TEKST DO PRZECZYTANIA.
Gdy byłam w szkole podstawowej uwielbiałam bigos. Babcia często robiła nam ogromne ilości swojej pysznej wersji tej potrawy, którą porcjowaliśmy i mroziliśmy, a po przyjściu ze szkoły odgrzewaliśmy, nie czekając aż rodzice wrócą z pracy. Danie to kojarzy mi się najbardziej z tym właśnie okresem w moim życiu - beztroskim, spokojnym, cudownym...
Dawno nie jadłam prawdziwego bigosu, choć wielokrotnie miałam na niego ochotę. Wegańska wersja przypomina mi tamten smak i - choć zamiast kiełbachy są suszone śliwki - smakuje niebiańsko:-)

KRÓTKIE ZADANIE. Proszę kontynuować tekst o wegańskim bigosie, zaczynając bezpośrednio po jego ostatnim zdaniu. Wiersze nie mają tu żadnego znaczenia.

FRAGMENTY DANYCH.
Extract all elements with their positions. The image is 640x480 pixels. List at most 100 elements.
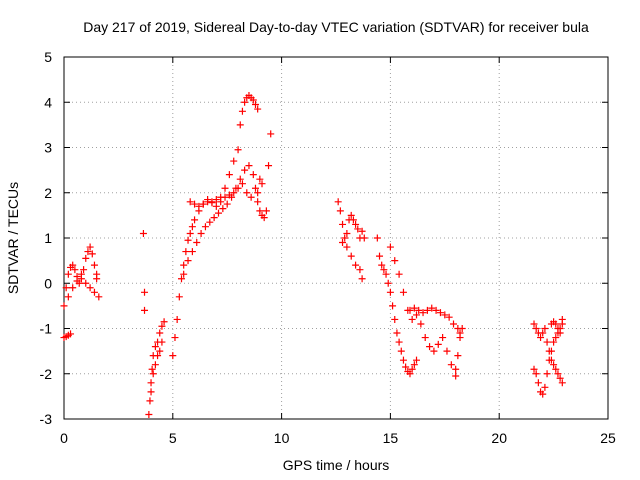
y-tick-label: 1 (44, 230, 52, 246)
data-point (171, 334, 179, 342)
y-tick-label: 5 (44, 49, 52, 65)
data-point (432, 306, 440, 314)
data-point (208, 199, 216, 207)
series-arc-5c (406, 304, 464, 337)
x-tick-label: 15 (383, 430, 399, 446)
series-arc-3 (169, 146, 242, 360)
data-point (199, 200, 207, 208)
data-point (413, 311, 421, 319)
data-point (334, 198, 342, 206)
data-point (86, 284, 94, 292)
data-point (336, 207, 344, 215)
data-point (347, 211, 355, 219)
data-point (184, 257, 192, 265)
data-point (146, 397, 154, 405)
data-point (395, 338, 403, 346)
data-point (186, 198, 194, 206)
data-point (151, 343, 159, 351)
data-point (169, 352, 177, 360)
data-point (88, 250, 96, 258)
data-point (439, 334, 447, 342)
data-point (443, 347, 451, 355)
grid (64, 57, 608, 419)
data-point (260, 214, 268, 222)
data-point (241, 166, 249, 174)
data-point (141, 306, 149, 314)
data-point (558, 379, 566, 387)
y-tick-label: -2 (40, 366, 53, 382)
data-point (84, 248, 92, 256)
data-point (95, 293, 103, 301)
data-point (180, 261, 188, 269)
data-point (399, 288, 407, 296)
data-point (539, 390, 547, 398)
y-tick-label: 2 (44, 185, 52, 201)
series-arc-3c (186, 175, 264, 210)
data-point (541, 325, 549, 332)
data-point (223, 200, 231, 208)
data-point (339, 239, 347, 247)
data-point (90, 288, 98, 296)
data-point (552, 334, 560, 342)
data-point (238, 180, 246, 188)
data-point (238, 107, 246, 115)
series-arc-4 (334, 198, 368, 242)
data-point (93, 270, 101, 278)
data-point (554, 370, 562, 378)
data-point (64, 293, 72, 301)
data-point (532, 325, 540, 332)
data-point (265, 162, 273, 170)
data-point (245, 162, 253, 170)
data-point (254, 189, 262, 197)
data-point (212, 196, 220, 204)
data-point (358, 227, 366, 235)
data-point (254, 105, 262, 113)
data-point (530, 365, 538, 373)
data-point (419, 309, 427, 317)
x-tick-label: 10 (274, 430, 290, 446)
data-point (537, 334, 545, 342)
data-point (395, 270, 403, 278)
data-point (219, 205, 227, 213)
data-point (141, 288, 149, 296)
data-point (147, 379, 155, 387)
data-point (543, 370, 551, 378)
data-point (71, 266, 79, 274)
data-point (139, 229, 147, 237)
data-point (178, 275, 186, 283)
data-point (430, 347, 438, 355)
data-point (193, 239, 201, 247)
y-tick-label: 4 (44, 94, 52, 110)
data-point (378, 261, 386, 269)
data-point (534, 379, 542, 387)
data-point (82, 254, 90, 262)
data-point (154, 352, 162, 360)
data-point (339, 220, 347, 228)
data-point (221, 193, 229, 201)
axis-ticks: 0 5 10 15 20 25 -3 -2 -1 0 1 2 3 4 5 (40, 49, 616, 446)
data-point (356, 266, 364, 274)
data-point (441, 311, 449, 319)
data-point (212, 202, 220, 210)
data-point (550, 338, 558, 346)
x-tick-label: 20 (491, 430, 507, 446)
data-point (415, 306, 423, 314)
data-point (217, 198, 225, 206)
data-point (376, 252, 384, 260)
data-point (393, 329, 401, 337)
data-point (558, 320, 566, 328)
data-point (69, 261, 77, 269)
data-point (352, 261, 360, 269)
data-point (210, 214, 218, 222)
data-point (256, 207, 264, 215)
data-point (343, 243, 351, 251)
data-point (186, 229, 194, 237)
data-point (256, 175, 264, 183)
series-arc-3e (254, 130, 275, 222)
data-point (201, 223, 209, 231)
data-point (380, 266, 388, 274)
data-point (147, 388, 155, 396)
data-point (160, 318, 168, 326)
data-point (151, 361, 159, 369)
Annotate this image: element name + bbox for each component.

WYNIK KOŃCOWY.
Składniki:
- 1 duża główka kapusty
- 2-3 cebule
- 3 duże pomidory
- 6-7 śliwek suszonych
- 7 dużych pieczarek
- 1 czerwona papryka
- 1 szklanka posiekanej kapusty kiszonej
- 2 szklanki sosu pomidorowego lub kilka łyżek koncentratu
- ocet jabłkowy, ziele angielskie (6-7 ziarenek), liście laurowe (4-5), sól
- opcjonalnie kilka suszonych grzybków
Na kilku łyżkach oliwy podsmażamy cebulę. Dodajemy do niej pokrojone pieczarki, a następnie paprykę, śliwki i posiekaną kapustę. Jeszcze chwilkę wszystko dusimy, dodajemy kapustę kiszoną, sos pomidorowy, ziele angielskie i liście laurowe. Gotujemy nasze danie na malutkim ogniu ok. 1.5 godziny. Po lekkim przestygnięciu potrawę doprawiamy do smaku solą i octem jabłkowym, jeśli lubimy dania pikantne możemy dodać nieco pieprzu cayenne.
Smacznego!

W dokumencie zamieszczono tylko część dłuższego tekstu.